--- BEGIN ---

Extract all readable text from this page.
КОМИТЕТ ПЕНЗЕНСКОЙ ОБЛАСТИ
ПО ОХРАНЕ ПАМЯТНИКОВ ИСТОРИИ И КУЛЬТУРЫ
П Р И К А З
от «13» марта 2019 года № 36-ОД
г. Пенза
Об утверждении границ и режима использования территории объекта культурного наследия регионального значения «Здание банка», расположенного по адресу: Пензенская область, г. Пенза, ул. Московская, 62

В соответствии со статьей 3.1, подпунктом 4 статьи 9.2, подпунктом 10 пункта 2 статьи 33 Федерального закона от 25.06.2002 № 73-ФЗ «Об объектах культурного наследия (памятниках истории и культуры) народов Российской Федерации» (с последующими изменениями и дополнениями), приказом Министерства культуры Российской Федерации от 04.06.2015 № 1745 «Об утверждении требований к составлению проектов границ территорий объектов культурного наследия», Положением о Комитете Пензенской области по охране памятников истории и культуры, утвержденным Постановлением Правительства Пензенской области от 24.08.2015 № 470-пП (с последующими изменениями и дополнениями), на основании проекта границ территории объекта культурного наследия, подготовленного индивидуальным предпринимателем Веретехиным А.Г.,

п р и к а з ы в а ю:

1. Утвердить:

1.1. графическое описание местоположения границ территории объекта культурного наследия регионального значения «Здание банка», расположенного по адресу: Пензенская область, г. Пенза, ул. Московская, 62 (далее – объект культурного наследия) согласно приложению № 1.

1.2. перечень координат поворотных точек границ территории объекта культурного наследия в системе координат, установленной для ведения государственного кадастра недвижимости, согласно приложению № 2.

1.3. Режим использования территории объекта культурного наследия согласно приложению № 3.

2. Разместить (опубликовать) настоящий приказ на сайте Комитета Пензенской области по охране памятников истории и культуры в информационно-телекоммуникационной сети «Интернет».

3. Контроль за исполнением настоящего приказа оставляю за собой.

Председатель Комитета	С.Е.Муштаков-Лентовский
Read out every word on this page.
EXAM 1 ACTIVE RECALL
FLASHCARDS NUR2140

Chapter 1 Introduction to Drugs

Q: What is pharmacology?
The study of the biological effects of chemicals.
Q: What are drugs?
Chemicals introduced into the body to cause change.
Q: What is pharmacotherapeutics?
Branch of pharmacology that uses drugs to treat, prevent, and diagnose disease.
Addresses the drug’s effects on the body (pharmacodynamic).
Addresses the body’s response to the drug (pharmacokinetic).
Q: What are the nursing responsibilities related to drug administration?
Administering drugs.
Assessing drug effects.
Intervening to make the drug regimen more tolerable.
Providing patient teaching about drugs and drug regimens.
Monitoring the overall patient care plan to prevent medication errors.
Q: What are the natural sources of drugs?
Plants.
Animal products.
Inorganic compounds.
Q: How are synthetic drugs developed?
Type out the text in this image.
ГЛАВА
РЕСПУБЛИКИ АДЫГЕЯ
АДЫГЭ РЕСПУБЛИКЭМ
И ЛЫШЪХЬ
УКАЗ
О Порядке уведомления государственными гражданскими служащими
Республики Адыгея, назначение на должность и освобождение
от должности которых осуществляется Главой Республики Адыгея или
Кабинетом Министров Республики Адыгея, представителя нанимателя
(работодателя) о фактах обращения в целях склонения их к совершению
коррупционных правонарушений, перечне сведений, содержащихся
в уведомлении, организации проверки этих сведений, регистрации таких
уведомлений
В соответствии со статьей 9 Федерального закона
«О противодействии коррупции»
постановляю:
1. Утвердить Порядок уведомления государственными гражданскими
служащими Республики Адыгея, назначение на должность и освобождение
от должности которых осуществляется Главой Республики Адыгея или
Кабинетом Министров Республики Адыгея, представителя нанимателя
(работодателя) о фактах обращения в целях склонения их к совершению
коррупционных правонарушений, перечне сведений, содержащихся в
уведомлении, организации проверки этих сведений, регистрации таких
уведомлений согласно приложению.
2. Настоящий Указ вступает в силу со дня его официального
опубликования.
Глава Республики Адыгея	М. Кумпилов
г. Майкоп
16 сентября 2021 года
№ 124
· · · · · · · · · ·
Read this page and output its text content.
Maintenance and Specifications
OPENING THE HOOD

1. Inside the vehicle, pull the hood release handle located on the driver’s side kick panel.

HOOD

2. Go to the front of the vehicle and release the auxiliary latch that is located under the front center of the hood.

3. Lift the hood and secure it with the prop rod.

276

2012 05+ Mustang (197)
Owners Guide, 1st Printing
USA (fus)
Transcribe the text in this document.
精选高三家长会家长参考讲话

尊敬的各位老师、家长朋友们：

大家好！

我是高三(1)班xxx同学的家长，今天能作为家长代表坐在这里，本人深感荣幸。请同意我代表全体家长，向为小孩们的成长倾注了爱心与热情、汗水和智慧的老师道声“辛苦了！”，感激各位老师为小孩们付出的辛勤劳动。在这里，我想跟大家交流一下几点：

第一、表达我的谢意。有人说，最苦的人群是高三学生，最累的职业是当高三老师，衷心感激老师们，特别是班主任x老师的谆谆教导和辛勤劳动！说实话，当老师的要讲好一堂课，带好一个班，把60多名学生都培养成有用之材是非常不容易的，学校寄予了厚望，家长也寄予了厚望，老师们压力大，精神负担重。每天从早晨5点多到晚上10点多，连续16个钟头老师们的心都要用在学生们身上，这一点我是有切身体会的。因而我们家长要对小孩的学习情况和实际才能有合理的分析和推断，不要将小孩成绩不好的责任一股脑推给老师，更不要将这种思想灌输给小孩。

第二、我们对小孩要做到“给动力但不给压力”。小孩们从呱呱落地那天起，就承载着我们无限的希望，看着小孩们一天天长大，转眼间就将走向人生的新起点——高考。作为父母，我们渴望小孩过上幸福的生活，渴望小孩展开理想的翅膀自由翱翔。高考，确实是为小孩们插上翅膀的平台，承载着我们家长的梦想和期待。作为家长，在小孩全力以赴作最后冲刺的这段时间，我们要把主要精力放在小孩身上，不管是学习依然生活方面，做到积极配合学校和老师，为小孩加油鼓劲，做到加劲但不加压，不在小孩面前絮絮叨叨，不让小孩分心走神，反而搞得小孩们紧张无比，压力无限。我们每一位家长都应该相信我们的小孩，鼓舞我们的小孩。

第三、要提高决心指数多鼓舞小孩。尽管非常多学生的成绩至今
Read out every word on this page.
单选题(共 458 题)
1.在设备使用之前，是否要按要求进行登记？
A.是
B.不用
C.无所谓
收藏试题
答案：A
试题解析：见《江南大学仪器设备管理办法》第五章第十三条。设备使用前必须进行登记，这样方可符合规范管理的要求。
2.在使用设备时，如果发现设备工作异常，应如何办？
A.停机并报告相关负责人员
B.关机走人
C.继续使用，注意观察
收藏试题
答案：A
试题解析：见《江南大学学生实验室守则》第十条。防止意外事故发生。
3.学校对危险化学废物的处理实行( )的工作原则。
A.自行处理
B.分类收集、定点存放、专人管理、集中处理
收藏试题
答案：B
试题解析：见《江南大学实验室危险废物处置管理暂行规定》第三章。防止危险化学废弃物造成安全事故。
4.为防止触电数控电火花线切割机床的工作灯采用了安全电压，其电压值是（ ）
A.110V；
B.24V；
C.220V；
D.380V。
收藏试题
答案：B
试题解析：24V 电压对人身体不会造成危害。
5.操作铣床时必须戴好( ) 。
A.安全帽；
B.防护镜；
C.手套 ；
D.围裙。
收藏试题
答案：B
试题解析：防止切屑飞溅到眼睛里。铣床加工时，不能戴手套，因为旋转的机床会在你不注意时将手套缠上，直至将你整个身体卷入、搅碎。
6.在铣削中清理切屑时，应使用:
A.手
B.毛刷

--- END ---

- _Task instructions_
Take the entries and copy them out exactly.

- _The response_
Extract all readable text from this page.
КОМИТЕТ ПЕНЗЕНСКОЙ ОБЛАСТИ
ПО ОХРАНЕ ПАМЯТНИКОВ ИСТОРИИ И КУЛЬТУРЫ
П Р И К А З
от «13» марта 2019 года № 36-ОД
г. Пенза
Об утверждении границ и режима использования территории объекта культурного наследия регионального значения «Здание банка», расположенного по адресу: Пензенская область, г. Пенза, ул. Московская, 62

В соответствии со статьей 3.1, подпунктом 4 статьи 9.2, подпунктом 10 пункта 2 статьи 33 Федерального закона от 25.06.2002 № 73-ФЗ «Об объектах культурного наследия (памятниках истории и культуры) народов Российской Федерации» (с последующими изменениями и дополнениями), приказом Министерства культуры Российской Федерации от 04.06.2015 № 1745 «Об утверждении требований к составлению проектов границ территорий объектов культурного наследия», Положением о Комитете Пензенской области по охране памятников истории и культуры, утвержденным Постановлением Правительства Пензенской области от 24.08.2015 № 470-пП (с последующими изменениями и дополнениями), на основании проекта границ территории объекта культурного наследия, подготовленного индивидуальным предпринимателем Веретехиным А.Г.,

п р и к а з ы в а ю:

1. Утвердить:

1.1. графическое описание местоположения границ территории объекта культурного наследия регионального значения «Здание банка», расположенного по адресу: Пензенская область, г. Пенза, ул. Московская, 62 (далее – объект культурного наследия) согласно приложению № 1.

1.2. перечень координат поворотных точек границ территории объекта культурного наследия в системе координат, установленной для ведения государственного кадастра недвижимости, согласно приложению № 2.

1.3. Режим использования территории объекта культурного наследия согласно приложению № 3.

2. Разместить (опубликовать) настоящий приказ на сайте Комитета Пензенской области по охране памятников истории и культуры в информационно-телекоммуникационной сети «Интернет».

3. Контроль за исполнением настоящего приказа оставляю за собой.

Председатель Комитета	С.Е.Муштаков-Лентовский
Read out every word on this page.
EXAM 1 ACTIVE RECALL
FLASHCARDS NUR2140

Chapter 1 Introduction to Drugs

Q: What is pharmacology?
The study of the biological effects of chemicals.
Q: What are drugs?
Chemicals introduced into the body to cause change.
Q: What is pharmacotherapeutics?
Branch of pharmacology that uses drugs to treat, prevent, and diagnose disease.
Addresses the drug’s effects on the body (pharmacodynamic).
Addresses the body’s response to the drug (pharmacokinetic).
Q: What are the nursing responsibilities related to drug administration?
Administering drugs.
Assessing drug effects.
Intervening to make the drug regimen more tolerable.
Providing patient teaching about drugs and drug regimens.
Monitoring the overall patient care plan to prevent medication errors.
Q: What are the natural sources of drugs?
Plants.
Animal products.
Inorganic compounds.
Q: How are synthetic drugs developed?
Type out the text in this image.
ГЛАВА
РЕСПУБЛИКИ АДЫГЕЯ
АДЫГЭ РЕСПУБЛИКЭМ
И ЛЫШЪХЬ
УКАЗ
О Порядке уведомления государственными гражданскими служащими
Республики Адыгея, назначение на должность и освобождение
от должности которых осуществляется Главой Республики Адыгея или
Кабинетом Министров Республики Адыгея, представителя нанимателя
(работодателя) о фактах обращения в целях склонения их к совершению
коррупционных правонарушений, перечне сведений, содержащихся
в уведомлении, организации проверки этих сведений, регистрации таких
уведомлений
В соответствии со статьей 9 Федерального закона
«О противодействии коррупции»
постановляю:
1. Утвердить Порядок уведомления государственными гражданскими
служащими Республики Адыгея, назначение на должность и освобождение
от должности которых осуществляется Главой Республики Адыгея или
Кабинетом Министров Республики Адыгея, представителя нанимателя
(работодателя) о фактах обращения в целях склонения их к совершению
коррупционных правонарушений, перечне сведений, содержащихся в
уведомлении, организации проверки этих сведений, регистрации таких
уведомлений согласно приложению.
2. Настоящий Указ вступает в силу со дня его официального
опубликования.
Глава Республики Адыгея	М. Кумпилов
г. Майкоп
16 сентября 2021 года
№ 124
· · · · · · · · · ·
Read this page and output its text content.
Maintenance and Specifications
OPENING THE HOOD

1. Inside the vehicle, pull the hood release handle located on the driver’s side kick panel.

HOOD

2. Go to the front of the vehicle and release the auxiliary latch that is located under the front center of the hood.

3. Lift the hood and secure it with the prop rod.

276

2012 05+ Mustang (197)
Owners Guide, 1st Printing
USA (fus)
Transcribe the text in this document.
精选高三家长会家长参考讲话

尊敬的各位老师、家长朋友们：

大家好！

我是高三(1)班xxx同学的家长，今天能作为家长代表坐在这里，本人深感荣幸。请同意我代表全体家长，向为小孩们的成长倾注了爱心与热情、汗水和智慧的老师道声“辛苦了！”，感激各位老师为小孩们付出的辛勤劳动。在这里，我想跟大家交流一下几点：

第一、表达我的谢意。有人说，最苦的人群是高三学生，最累的职业是当高三老师，衷心感激老师们，特别是班主任x老师的谆谆教导和辛勤劳动！说实话，当老师的要讲好一堂课，带好一个班，把60多名学生都培养成有用之材是非常不容易的，学校寄予了厚望，家长也寄予了厚望，老师们压力大，精神负担重。每天从早晨5点多到晚上10点多，连续16个钟头老师们的心都要用在学生们身上，这一点我是有切身体会的。因而我们家长要对小孩的学习情况和实际才能有合理的分析和推断，不要将小孩成绩不好的责任一股脑推给老师，更不要将这种思想灌输给小孩。

第二、我们对小孩要做到“给动力但不给压力”。小孩们从呱呱落地那天起，就承载着我们无限的希望，看着小孩们一天天长大，转眼间就将走向人生的新起点——高考。作为父母，我们渴望小孩过上幸福的生活，渴望小孩展开理想的翅膀自由翱翔。高考，确实是为小孩们插上翅膀的平台，承载着我们家长的梦想和期待。作为家长，在小孩全力以赴作最后冲刺的这段时间，我们要把主要精力放在小孩身上，不管是学习依然生活方面，做到积极配合学校和老师，为小孩加油鼓劲，做到加劲但不加压，不在小孩面前絮絮叨叨，不让小孩分心走神，反而搞得小孩们紧张无比，压力无限。我们每一位家长都应该相信我们的小孩，鼓舞我们的小孩。

第三、要提高决心指数多鼓舞小孩。尽管非常多学生的成绩至今
Read out every word on this page.
单选题(共 458 题)
1.在设备使用之前，是否要按要求进行登记？
A.是
B.不用
C.无所谓
收藏试题
答案：A
试题解析：见《江南大学仪器设备管理办法》第五章第十三条。设备使用前必须进行登记，这样方可符合规范管理的要求。
2.在使用设备时，如果发现设备工作异常，应如何办？
A.停机并报告相关负责人员
B.关机走人
C.继续使用，注意观察
收藏试题
答案：A
试题解析：见《江南大学学生实验室守则》第十条。防止意外事故发生。
3.学校对危险化学废物的处理实行( )的工作原则。
A.自行处理
B.分类收集、定点存放、专人管理、集中处理
收藏试题
答案：B
试题解析：见《江南大学实验室危险废物处置管理暂行规定》第三章。防止危险化学废弃物造成安全事故。
4.为防止触电数控电火花线切割机床的工作灯采用了安全电压，其电压值是（ ）
A.110V；
B.24V；
C.220V；
D.380V。
收藏试题
答案：B
试题解析：24V 电压对人身体不会造成危害。
5.操作铣床时必须戴好( ) 。
A.安全帽；
B.防护镜；
C.手套 ；
D.围裙。
收藏试题
答案：B
试题解析：防止切屑飞溅到眼睛里。铣床加工时，不能戴手套，因为旋转的机床会在你不注意时将手套缠上，直至将你整个身体卷入、搅碎。
6.在铣削中清理切屑时，应使用:
A.手
B.毛刷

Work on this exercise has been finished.